* **GIVEN ENTRIES**:
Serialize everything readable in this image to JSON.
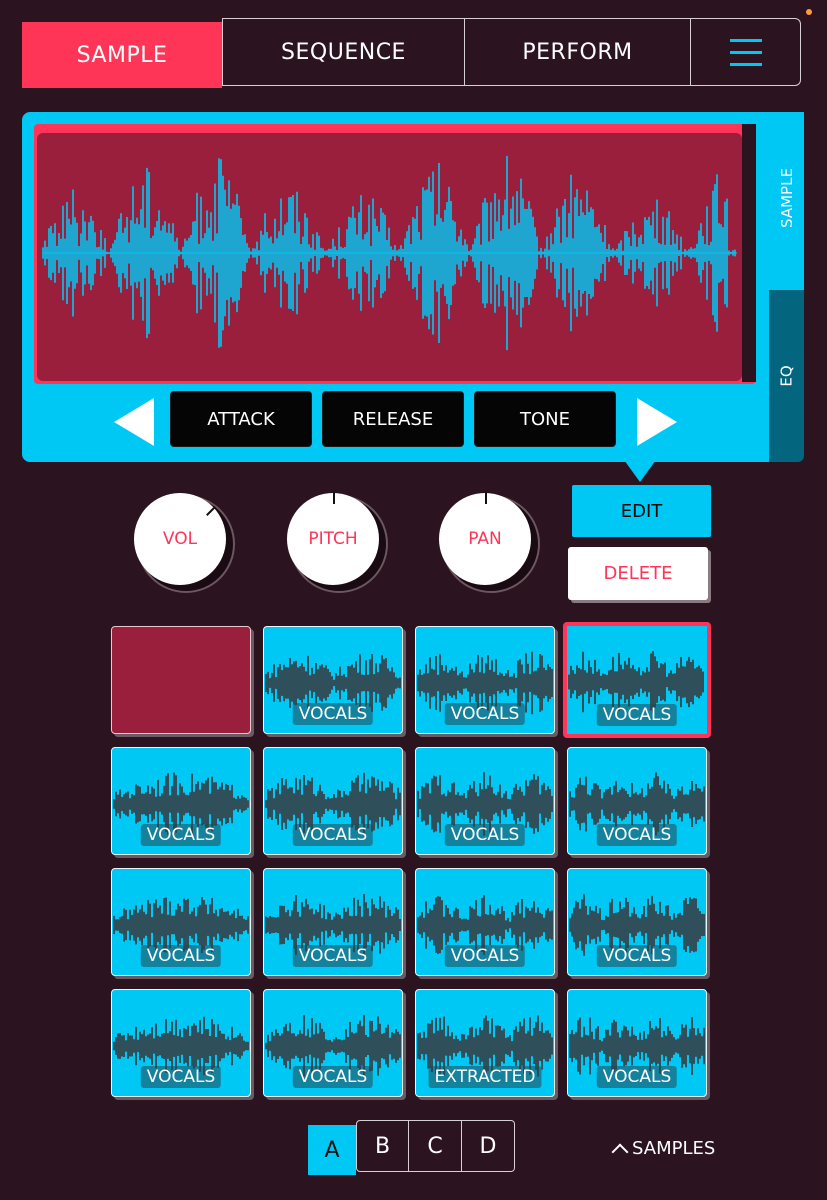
{
  "tabs": {
    "sample": "SAMPLE",
    "sequence": "SEQUENCE",
    "perform": "PERFORM"
  },
  "side_tabs": {
    "sample": "SAMPLE",
    "eq": "EQ"
  },
  "params": {
    "attack": "ATTACK",
    "release": "RELEASE",
    "tone": "TONE"
  },
  "knobs": {
    "vol": "VOL",
    "pitch": "PITCH",
    "pan": "PAN"
  },
  "actions": {
    "edit": "EDIT",
    "delete": "DELETE"
  },
  "pads": [
    {
      "label": ""
    },
    {
      "label": "VOCALS"
    },
    {
      "label": "VOCALS"
    },
    {
      "label": "VOCALS"
    },
    {
      "label": "VOCALS"
    },
    {
      "label": "VOCALS"
    },
    {
      "label": "VOCALS"
    },
    {
      "label": "VOCALS"
    },
    {
      "label": "VOCALS"
    },
    {
      "label": "VOCALS"
    },
    {
      "label": "VOCALS"
    },
    {
      "label": "VOCALS"
    },
    {
      "label": "VOCALS"
    },
    {
      "label": "VOCALS"
    },
    {
      "label": "EXTRACTED"
    },
    {
      "label": "VOCALS"
    }
  ],
  "banks": {
    "a": "A",
    "b": "B",
    "c": "C",
    "d": "D"
  },
  "samples_link": "SAMPLES",
  "colors": {
    "accent": "#ff3558",
    "cyan": "#00c8f5",
    "background": "#2b1320",
    "wave_bg": "#9a1f3d"
  }
}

* **INSTRUCTIONS FOR THE TASK**: Transcribe every entry word for word, but skip the pictures.

* **TASK SOLUTION**:
Serialize everything readable in this image to JSON.
{
  "tabs": {
    "sample": "SAMPLE",
    "sequence": "SEQUENCE",
    "perform": "PERFORM"
  },
  "side_tabs": {
    "sample": "SAMPLE",
    "eq": "EQ"
  },
  "params": {
    "attack": "ATTACK",
    "release": "RELEASE",
    "tone": "TONE"
  },
  "knobs": {
    "vol": "VOL",
    "pitch": "PITCH",
    "pan": "PAN"
  },
  "actions": {
    "edit": "EDIT",
    "delete": "DELETE"
  },
  "pads": [
    {
      "label": ""
    },
    {
      "label": "VOCALS"
    },
    {
      "label": "VOCALS"
    },
    {
      "label": "VOCALS"
    },
    {
      "label": "VOCALS"
    },
    {
      "label": "VOCALS"
    },
    {
      "label": "VOCALS"
    },
    {
      "label": "VOCALS"
    },
    {
      "label": "VOCALS"
    },
    {
      "label": "VOCALS"
    },
    {
      "label": "VOCALS"
    },
    {
      "label": "VOCALS"
    },
    {
      "label": "VOCALS"
    },
    {
      "label": "VOCALS"
    },
    {
      "label": "EXTRACTED"
    },
    {
      "label": "VOCALS"
    }
  ],
  "banks": {
    "a": "A",
    "b": "B",
    "c": "C",
    "d": "D"
  },
  "samples_link": "SAMPLES",
  "colors": {
    "accent": "#ff3558",
    "cyan": "#00c8f5",
    "background": "#2b1320",
    "wave_bg": "#9a1f3d"
  }
}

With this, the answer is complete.